-- Start --

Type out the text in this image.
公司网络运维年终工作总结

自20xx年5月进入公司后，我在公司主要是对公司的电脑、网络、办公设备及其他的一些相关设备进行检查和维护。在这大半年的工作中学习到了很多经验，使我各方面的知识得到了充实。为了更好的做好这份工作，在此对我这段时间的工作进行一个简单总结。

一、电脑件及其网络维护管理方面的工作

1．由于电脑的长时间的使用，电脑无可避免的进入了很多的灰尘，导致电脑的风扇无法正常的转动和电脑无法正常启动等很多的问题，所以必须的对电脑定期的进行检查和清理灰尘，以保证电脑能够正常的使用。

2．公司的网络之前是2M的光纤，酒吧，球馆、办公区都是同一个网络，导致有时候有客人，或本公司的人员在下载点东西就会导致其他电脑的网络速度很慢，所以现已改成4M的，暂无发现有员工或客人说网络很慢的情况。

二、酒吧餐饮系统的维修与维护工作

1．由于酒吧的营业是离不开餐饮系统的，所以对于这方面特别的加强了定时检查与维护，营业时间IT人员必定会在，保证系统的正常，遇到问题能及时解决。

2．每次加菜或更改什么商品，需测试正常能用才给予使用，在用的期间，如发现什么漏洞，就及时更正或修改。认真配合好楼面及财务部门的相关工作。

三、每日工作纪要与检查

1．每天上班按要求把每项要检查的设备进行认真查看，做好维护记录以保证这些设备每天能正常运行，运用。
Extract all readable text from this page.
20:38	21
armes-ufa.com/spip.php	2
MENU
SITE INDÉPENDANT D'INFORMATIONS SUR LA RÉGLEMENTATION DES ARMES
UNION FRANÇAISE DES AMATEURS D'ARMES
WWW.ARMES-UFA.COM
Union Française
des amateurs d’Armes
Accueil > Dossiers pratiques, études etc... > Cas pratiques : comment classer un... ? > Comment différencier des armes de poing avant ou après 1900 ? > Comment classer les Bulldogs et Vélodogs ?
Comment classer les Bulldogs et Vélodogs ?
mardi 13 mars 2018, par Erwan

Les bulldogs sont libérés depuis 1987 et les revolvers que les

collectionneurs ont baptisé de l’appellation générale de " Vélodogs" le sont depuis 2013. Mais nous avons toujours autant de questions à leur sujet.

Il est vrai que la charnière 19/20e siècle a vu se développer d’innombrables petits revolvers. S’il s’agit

-- End --

Retype only the lines running from the line with "Extract all readable text from this page." to the end of the listing, including both of those lines.

Extract all readable text from this page.
20:38	21
armes-ufa.com/spip.php	2
MENU
SITE INDÉPENDANT D'INFORMATIONS SUR LA RÉGLEMENTATION DES ARMES
UNION FRANÇAISE DES AMATEURS D'ARMES
WWW.ARMES-UFA.COM
Union Française
des amateurs d’Armes
Accueil > Dossiers pratiques, études etc... > Cas pratiques : comment classer un... ? > Comment différencier des armes de poing avant ou après 1900 ? > Comment classer les Bulldogs et Vélodogs ?
Comment classer les Bulldogs et Vélodogs ?
mardi 13 mars 2018, par Erwan

Les bulldogs sont libérés depuis 1987 et les revolvers que les

collectionneurs ont baptisé de l’appellation générale de " Vélodogs" le sont depuis 2013. Mais nous avons toujours autant de questions à leur sujet.

Il est vrai que la charnière 19/20e siècle a vu se développer d’innombrables petits revolvers. S’il s’agit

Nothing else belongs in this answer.